START Data provided

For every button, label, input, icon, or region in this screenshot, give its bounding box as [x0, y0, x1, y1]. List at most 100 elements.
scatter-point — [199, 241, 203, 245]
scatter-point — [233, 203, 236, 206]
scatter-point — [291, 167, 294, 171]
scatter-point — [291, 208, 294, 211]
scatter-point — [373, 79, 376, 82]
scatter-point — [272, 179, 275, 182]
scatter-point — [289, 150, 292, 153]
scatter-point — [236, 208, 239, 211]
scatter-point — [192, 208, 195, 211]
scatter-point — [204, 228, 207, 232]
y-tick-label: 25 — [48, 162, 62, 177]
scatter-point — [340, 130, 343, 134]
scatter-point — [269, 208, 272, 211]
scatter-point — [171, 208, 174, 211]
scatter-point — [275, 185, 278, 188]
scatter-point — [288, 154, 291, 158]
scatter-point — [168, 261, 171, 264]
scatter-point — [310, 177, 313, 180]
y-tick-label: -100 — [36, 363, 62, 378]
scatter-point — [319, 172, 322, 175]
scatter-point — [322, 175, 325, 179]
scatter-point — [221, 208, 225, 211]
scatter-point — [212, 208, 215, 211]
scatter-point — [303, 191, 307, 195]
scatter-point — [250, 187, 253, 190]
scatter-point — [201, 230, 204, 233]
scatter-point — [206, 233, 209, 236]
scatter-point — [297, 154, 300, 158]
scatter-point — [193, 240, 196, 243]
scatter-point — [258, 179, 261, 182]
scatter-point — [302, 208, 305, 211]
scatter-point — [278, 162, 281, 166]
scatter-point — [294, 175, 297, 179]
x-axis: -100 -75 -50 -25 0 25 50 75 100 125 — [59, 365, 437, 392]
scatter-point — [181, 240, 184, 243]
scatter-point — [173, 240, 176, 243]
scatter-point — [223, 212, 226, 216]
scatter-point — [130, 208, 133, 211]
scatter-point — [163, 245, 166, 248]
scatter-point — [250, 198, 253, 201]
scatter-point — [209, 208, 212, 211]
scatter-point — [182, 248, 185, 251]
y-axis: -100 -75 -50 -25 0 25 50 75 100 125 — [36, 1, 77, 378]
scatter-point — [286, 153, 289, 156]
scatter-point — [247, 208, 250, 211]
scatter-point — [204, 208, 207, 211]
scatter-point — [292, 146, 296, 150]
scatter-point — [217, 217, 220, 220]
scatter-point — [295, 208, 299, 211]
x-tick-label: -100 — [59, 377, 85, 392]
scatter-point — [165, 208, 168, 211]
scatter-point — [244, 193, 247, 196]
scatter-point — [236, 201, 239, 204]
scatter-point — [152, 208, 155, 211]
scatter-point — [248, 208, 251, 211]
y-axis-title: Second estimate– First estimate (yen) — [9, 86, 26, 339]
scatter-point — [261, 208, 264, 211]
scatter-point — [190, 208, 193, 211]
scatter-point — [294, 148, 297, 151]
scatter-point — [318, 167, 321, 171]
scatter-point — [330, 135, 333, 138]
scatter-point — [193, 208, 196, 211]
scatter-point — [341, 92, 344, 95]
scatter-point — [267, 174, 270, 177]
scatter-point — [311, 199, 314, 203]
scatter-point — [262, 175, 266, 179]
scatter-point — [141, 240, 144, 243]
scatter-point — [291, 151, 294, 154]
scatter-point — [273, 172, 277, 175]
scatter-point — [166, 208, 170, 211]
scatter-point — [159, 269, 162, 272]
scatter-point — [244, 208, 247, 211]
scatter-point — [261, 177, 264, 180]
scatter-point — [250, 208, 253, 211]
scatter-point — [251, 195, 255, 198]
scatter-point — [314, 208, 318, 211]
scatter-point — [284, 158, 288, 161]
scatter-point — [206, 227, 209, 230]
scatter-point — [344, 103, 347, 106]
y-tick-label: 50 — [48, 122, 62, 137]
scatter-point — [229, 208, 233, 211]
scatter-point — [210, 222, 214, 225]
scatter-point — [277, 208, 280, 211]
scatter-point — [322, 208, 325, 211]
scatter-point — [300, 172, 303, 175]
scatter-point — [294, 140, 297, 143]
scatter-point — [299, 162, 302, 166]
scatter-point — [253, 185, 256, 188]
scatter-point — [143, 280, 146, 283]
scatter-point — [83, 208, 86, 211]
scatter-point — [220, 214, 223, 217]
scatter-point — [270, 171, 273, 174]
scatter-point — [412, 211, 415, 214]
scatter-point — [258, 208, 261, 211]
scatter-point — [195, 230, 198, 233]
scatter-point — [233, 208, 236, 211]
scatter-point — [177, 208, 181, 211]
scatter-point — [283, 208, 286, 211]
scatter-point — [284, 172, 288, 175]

END Data provided

## Work to do
Quote the records from the first line down to the line that contains "scatter-point — [322, 175, 325, 179]", including both.

## Exercise output
For every button, label, input, icon, or region in this screenshot, give its bounding box as [x0, y0, x1, y1]. List at most 100 elements.
scatter-point — [199, 241, 203, 245]
scatter-point — [233, 203, 236, 206]
scatter-point — [291, 167, 294, 171]
scatter-point — [291, 208, 294, 211]
scatter-point — [373, 79, 376, 82]
scatter-point — [272, 179, 275, 182]
scatter-point — [289, 150, 292, 153]
scatter-point — [236, 208, 239, 211]
scatter-point — [192, 208, 195, 211]
scatter-point — [204, 228, 207, 232]
y-tick-label: 25 — [48, 162, 62, 177]
scatter-point — [340, 130, 343, 134]
scatter-point — [269, 208, 272, 211]
scatter-point — [171, 208, 174, 211]
scatter-point — [275, 185, 278, 188]
scatter-point — [288, 154, 291, 158]
scatter-point — [168, 261, 171, 264]
scatter-point — [310, 177, 313, 180]
y-tick-label: -100 — [36, 363, 62, 378]
scatter-point — [319, 172, 322, 175]
scatter-point — [322, 175, 325, 179]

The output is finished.